→ **Texto para analizar**
■ ■ ■ ■ ■
REPRESIÓN GLOBALIZADA

Articulo de nuestro compañeroAlfonso Alfonso Lozano Basanta sobre la globalización, todos hemos sido conscientes de sus efectos en la economía, como dice en su articulo “cuando wall street estornuda, un huracan – crisis sacude los paises del sur de Europa, pues bien esta globalización también empezamos a sufrirla con la represión a la que intentan someternos.
REPRESION GLOBALIZADA
Ya hemos comprobado en más de una ocasión a través de nuestras experiencias personales que vivimos en un mundo globalizado, y en los últimos años también lo experimentamos en nuestras vivencias colectivas y sociales. Ya hemos sufrido aquel típico ejemplo del estornudo en la bolsa de Nueva York que provoca un huracán-crisis en los países del sur de Europa. Ya hemos leído que las operaciones financieras de los fondos de inversión con alimentos básicos provocan hambre en países en vías de desarrollo. Ya se sospechaba al ver imágenes de represión policial sobre los movimientos sociales en diversas partes del mundo que pareciera haber un método, un protocolo, una barbarie común en todos los casos.
■ ■ ■ ■ ■
→ **Datos del ejercicio**

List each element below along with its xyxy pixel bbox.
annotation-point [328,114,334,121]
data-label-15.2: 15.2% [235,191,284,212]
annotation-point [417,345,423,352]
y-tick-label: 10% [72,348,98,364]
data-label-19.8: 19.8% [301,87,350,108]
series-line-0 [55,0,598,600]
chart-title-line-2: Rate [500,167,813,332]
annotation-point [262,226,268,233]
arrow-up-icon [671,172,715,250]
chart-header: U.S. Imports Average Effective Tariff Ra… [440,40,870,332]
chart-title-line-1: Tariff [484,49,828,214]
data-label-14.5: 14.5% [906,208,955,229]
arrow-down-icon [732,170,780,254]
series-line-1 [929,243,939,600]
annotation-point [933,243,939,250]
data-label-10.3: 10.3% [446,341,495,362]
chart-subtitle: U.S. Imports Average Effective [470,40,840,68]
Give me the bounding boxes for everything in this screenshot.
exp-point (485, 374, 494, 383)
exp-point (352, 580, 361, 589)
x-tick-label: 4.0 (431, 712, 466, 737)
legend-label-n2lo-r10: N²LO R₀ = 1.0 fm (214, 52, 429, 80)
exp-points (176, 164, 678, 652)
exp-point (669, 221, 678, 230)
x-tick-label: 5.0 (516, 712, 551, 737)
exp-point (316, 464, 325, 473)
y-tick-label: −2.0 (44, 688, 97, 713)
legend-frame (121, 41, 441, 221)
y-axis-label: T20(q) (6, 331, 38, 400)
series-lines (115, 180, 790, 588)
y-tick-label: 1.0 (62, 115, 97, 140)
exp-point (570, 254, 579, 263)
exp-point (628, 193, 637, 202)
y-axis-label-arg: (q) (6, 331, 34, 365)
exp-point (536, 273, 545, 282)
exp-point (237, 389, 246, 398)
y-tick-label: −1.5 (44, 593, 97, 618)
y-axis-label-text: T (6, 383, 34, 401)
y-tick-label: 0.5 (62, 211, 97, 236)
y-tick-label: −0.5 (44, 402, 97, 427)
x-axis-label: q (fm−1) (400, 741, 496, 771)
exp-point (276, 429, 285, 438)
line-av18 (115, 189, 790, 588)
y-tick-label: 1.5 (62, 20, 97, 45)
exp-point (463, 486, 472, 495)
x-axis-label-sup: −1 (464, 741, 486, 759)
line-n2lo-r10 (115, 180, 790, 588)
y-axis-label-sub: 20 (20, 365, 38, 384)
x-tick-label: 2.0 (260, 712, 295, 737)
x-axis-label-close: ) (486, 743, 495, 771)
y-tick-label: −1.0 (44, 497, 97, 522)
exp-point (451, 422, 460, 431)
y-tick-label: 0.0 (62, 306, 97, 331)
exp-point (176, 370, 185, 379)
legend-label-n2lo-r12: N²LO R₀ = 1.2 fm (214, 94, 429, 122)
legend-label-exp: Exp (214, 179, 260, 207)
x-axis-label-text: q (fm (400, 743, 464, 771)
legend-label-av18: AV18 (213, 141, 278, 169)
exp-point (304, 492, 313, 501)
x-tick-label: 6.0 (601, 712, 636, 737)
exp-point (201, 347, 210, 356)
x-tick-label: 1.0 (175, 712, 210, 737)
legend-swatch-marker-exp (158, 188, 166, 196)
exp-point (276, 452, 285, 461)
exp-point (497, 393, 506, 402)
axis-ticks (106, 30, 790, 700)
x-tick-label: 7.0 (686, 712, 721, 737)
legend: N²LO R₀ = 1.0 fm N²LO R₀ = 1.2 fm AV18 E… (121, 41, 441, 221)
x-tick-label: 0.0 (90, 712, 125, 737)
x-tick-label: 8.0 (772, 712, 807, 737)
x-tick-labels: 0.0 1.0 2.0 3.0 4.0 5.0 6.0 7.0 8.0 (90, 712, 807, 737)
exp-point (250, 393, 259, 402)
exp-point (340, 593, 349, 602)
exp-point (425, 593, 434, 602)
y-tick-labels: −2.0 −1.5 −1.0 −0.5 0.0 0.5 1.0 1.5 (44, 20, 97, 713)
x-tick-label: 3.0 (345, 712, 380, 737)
■ ■ ■ ■ ■
→ **Ejercicios propuestos**
- 1) Transcribe del texto sobre la represión globalizada el fragmento comprendido entre "REPRESION GLOBALIZADA" y "todos los casos.", ambos incluidos.
- 2) Traduce al inglés esta oración del texto sobre la represión globalizada: "Ya hemos leído que las operaciones financieras de los fondos de inversión con alimentos básicos provocan hambre en países en vías de desarrollo."

→ **Soluciones en orden**
- 1)
REPRESION GLOBALIZADA
Ya hemos comprobado en más de una ocasión a través de nuestras experiencias personales que vivimos en un mundo globalizado, y en los últimos años también lo experimentamos en nuestras vivencias colectivas y sociales. Ya hemos sufrido aquel típico ejemplo del estornudo en la bolsa de Nueva York que provoca un huracán-crisis en los países del sur de Europa. Ya hemos leído que las operaciones financieras de los fondos de inversión con alimentos básicos provocan hambre en países en vías de desarrollo. Ya se sospechaba al ver imágenes de represión policial sobre los movimientos sociales en diversas partes del mundo que pareciera haber un método, un protocolo, una barbarie común en todos los casos.

- 2) We have already read that the financial operations of investment funds involving staple foods cause hunger in developing countries.